-- START OF Exercise inputs --

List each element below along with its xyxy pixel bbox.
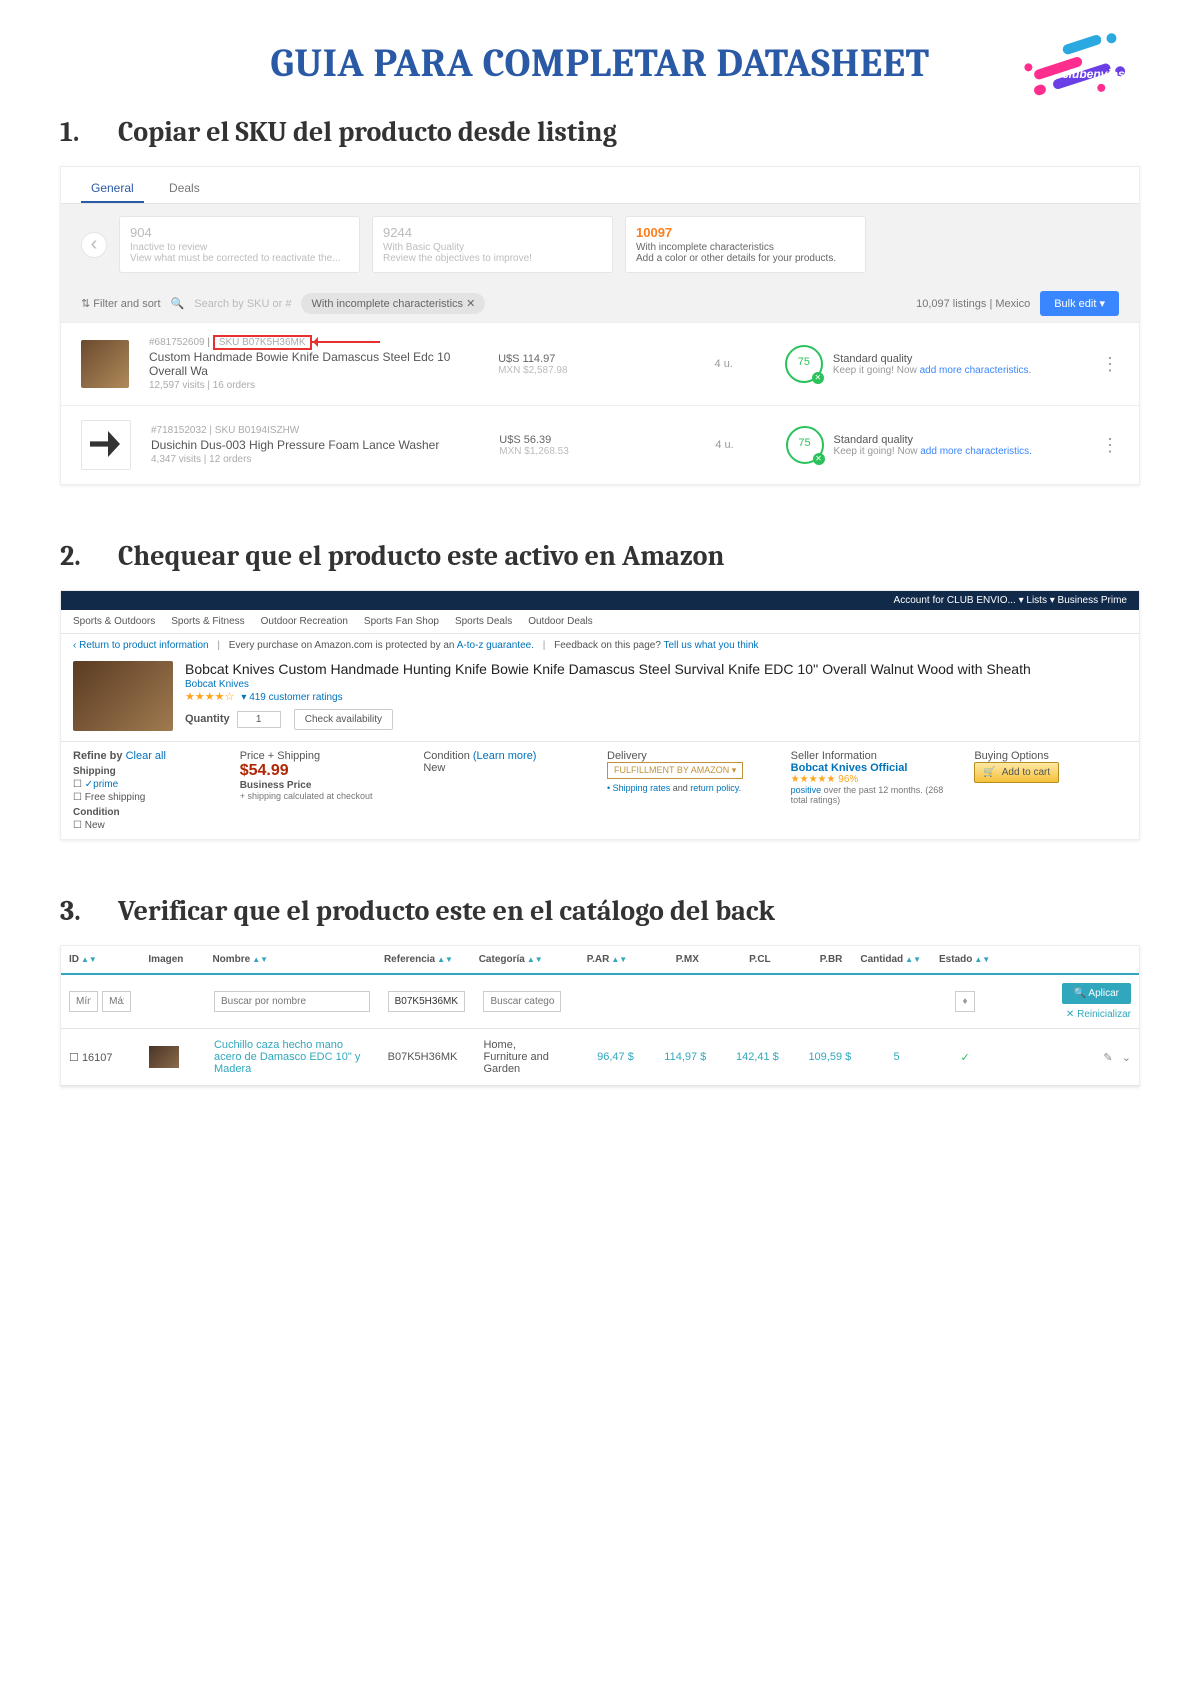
add-characteristics-link[interactable]: add more characteristics. xyxy=(920,365,1032,376)
bulk-edit-button[interactable]: Bulk edit ▾ xyxy=(1040,291,1119,316)
account-menu[interactable]: Account for CLUB ENVIO... ▾ Lists ▾ Busi… xyxy=(894,595,1127,606)
clear-all-link[interactable]: Clear all xyxy=(126,750,166,762)
tab-general[interactable]: General xyxy=(81,175,144,203)
product-thumb xyxy=(81,420,131,470)
product-name[interactable]: Custom Handmade Bowie Knife Damascus Ste… xyxy=(149,350,478,378)
sku-highlight: SKU B07K5H36MK xyxy=(213,335,312,350)
free-shipping-checkbox[interactable]: ☐ Free shipping xyxy=(73,792,226,803)
screenshot-amazon: Account for CLUB ENVIO... ▾ Lists ▾ Busi… xyxy=(60,590,1140,840)
product-image xyxy=(73,661,173,731)
more-icon[interactable]: ⋮ xyxy=(1101,435,1119,456)
screenshot-backoffice: ID▲▼ Imagen Nombre▲▼ Referencia▲▼ Catego… xyxy=(60,945,1140,1087)
reset-link[interactable]: ✕ Reinicializar xyxy=(1066,1009,1131,1020)
prime-checkbox[interactable]: ☐ ✓prime xyxy=(73,779,226,790)
learn-more-link[interactable]: (Learn more) xyxy=(473,750,537,762)
shipping-rates-link[interactable]: Shipping rates xyxy=(613,783,671,793)
id-min-input[interactable] xyxy=(69,991,98,1012)
product-link[interactable]: Cuchillo caza hecho mano acero de Damasc… xyxy=(210,1037,374,1077)
edit-icon[interactable]: ✎ xyxy=(1103,1052,1112,1064)
listing-row: #718152032 | SKU B0194ISZHW Dusichin Dus… xyxy=(61,405,1139,484)
arrow-annotation xyxy=(310,341,380,343)
quality-ring: 75 xyxy=(785,345,823,383)
product-thumb xyxy=(81,340,129,388)
row-checkbox[interactable]: ☐ xyxy=(69,1052,79,1064)
screenshot-listing: General Deals ‹ 904 Inactive to review V… xyxy=(60,166,1140,485)
product-name[interactable]: Dusichin Dus-003 High Pressure Foam Lanc… xyxy=(151,438,479,452)
add-to-cart-button[interactable]: Add to cart xyxy=(974,762,1059,783)
name-filter-input[interactable] xyxy=(214,991,370,1012)
summary-card[interactable]: 904 Inactive to review View what must be… xyxy=(119,216,360,273)
cat-filter-input[interactable] xyxy=(483,991,561,1012)
price: $54.99 xyxy=(240,762,410,780)
search-icon: 🔍 xyxy=(171,297,185,310)
check-availability-button[interactable]: Check availability xyxy=(294,709,393,730)
ref-filter-input[interactable] xyxy=(388,991,466,1012)
rating-stars[interactable]: ★★★★☆ ▾ 419 customer ratings xyxy=(185,690,1031,703)
summary-card-active[interactable]: 10097 With incomplete characteristics Ad… xyxy=(625,216,866,273)
tab-deals[interactable]: Deals xyxy=(159,175,210,201)
quality-ring: 75 xyxy=(786,426,824,464)
filter-row: ♦ 🔍 Aplicar ✕ Reinicializar xyxy=(61,975,1139,1029)
page-title: GUIA PARA COMPLETAR DATASHEET xyxy=(270,40,929,86)
svg-text:clubenvios: clubenvios xyxy=(1062,67,1125,81)
feedback-link[interactable]: Tell us what you think xyxy=(663,640,758,651)
listing-count: 10,097 listings | Mexico xyxy=(916,298,1030,310)
seller-link[interactable]: Bobcat Knives Official xyxy=(791,762,961,774)
product-title: Bobcat Knives Custom Handmade Hunting Kn… xyxy=(185,661,1031,677)
step-3-heading: 3. Verificar que el producto este en el … xyxy=(60,895,1140,927)
listing-row: #681752609 | SKU B07K5H36MK Custom Handm… xyxy=(61,322,1139,405)
status-select[interactable]: ♦ xyxy=(955,991,975,1012)
summary-card[interactable]: 9244 With Basic Quality Review the objec… xyxy=(372,216,613,273)
step-2-heading: 2. Chequear que el producto este activo … xyxy=(60,540,1140,572)
guarantee-link[interactable]: A-to-z guarantee. xyxy=(457,640,534,651)
id-max-input[interactable] xyxy=(102,991,131,1012)
back-link[interactable]: ‹ Return to product information xyxy=(73,640,209,651)
filter-chip[interactable]: With incomplete characteristics ✕ xyxy=(301,293,485,314)
more-icon[interactable]: ⋮ xyxy=(1101,354,1119,375)
new-checkbox[interactable]: ☐ New xyxy=(73,820,226,831)
return-policy-link[interactable]: return policy. xyxy=(690,783,741,793)
brand-link[interactable]: Bobcat Knives xyxy=(185,679,1031,690)
filter-sort-button[interactable]: ⇅ Filter and sort xyxy=(81,297,161,310)
add-characteristics-link[interactable]: add more characteristics. xyxy=(920,446,1032,457)
chevron-left-icon[interactable]: ‹ xyxy=(81,232,107,258)
apply-button[interactable]: 🔍 Aplicar xyxy=(1062,983,1131,1004)
check-icon: ✓ xyxy=(938,1049,993,1066)
fba-select[interactable]: FULFILLMENT BY AMAZON ▾ xyxy=(607,762,743,779)
table-row: ☐ 16107 Cuchillo caza hecho mano acero d… xyxy=(61,1029,1139,1086)
table-header: ID▲▼ Imagen Nombre▲▼ Referencia▲▼ Catego… xyxy=(61,946,1139,975)
category-nav[interactable]: Sports & OutdoorsSports & FitnessOutdoor… xyxy=(61,610,1139,634)
product-thumb xyxy=(149,1046,179,1068)
brand-logo: clubenvios xyxy=(1020,20,1150,120)
expand-icon[interactable]: ⌄ xyxy=(1122,1052,1131,1064)
quantity-input[interactable]: 1 xyxy=(237,711,281,728)
search-input[interactable]: Search by SKU or # xyxy=(194,298,291,310)
step-1-heading: 1. Copiar el SKU del producto desde list… xyxy=(60,116,1140,148)
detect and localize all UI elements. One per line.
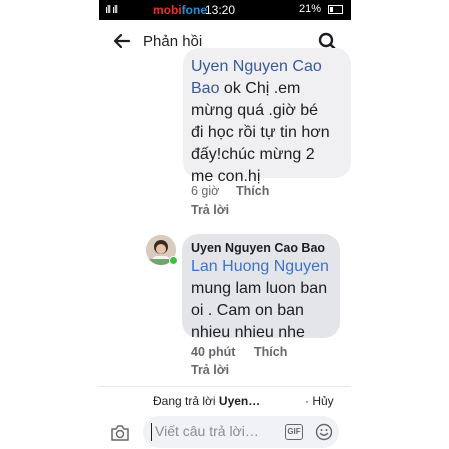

-- END OF Exercise inputs --

» **Instructions to follow**
Can you locate every line in the data above that contains the string "icon" and copy each one out? Only case-sensitive matches count.

» **Solution**
more-icon[interactable]: ⋮ xyxy=(1101,435,1119,456)
edit-icon[interactable]: ✎ xyxy=(1103,1052,1112,1064)
search-icon: 🔍 xyxy=(171,297,185,310)
more-icon[interactable]: ⋮ xyxy=(1101,354,1119,375)
chevron-left-icon[interactable]: ‹ xyxy=(81,232,107,258)
check-icon: ✓ xyxy=(938,1049,993,1066)
expand-icon[interactable]: ⌄ xyxy=(1122,1052,1131,1064)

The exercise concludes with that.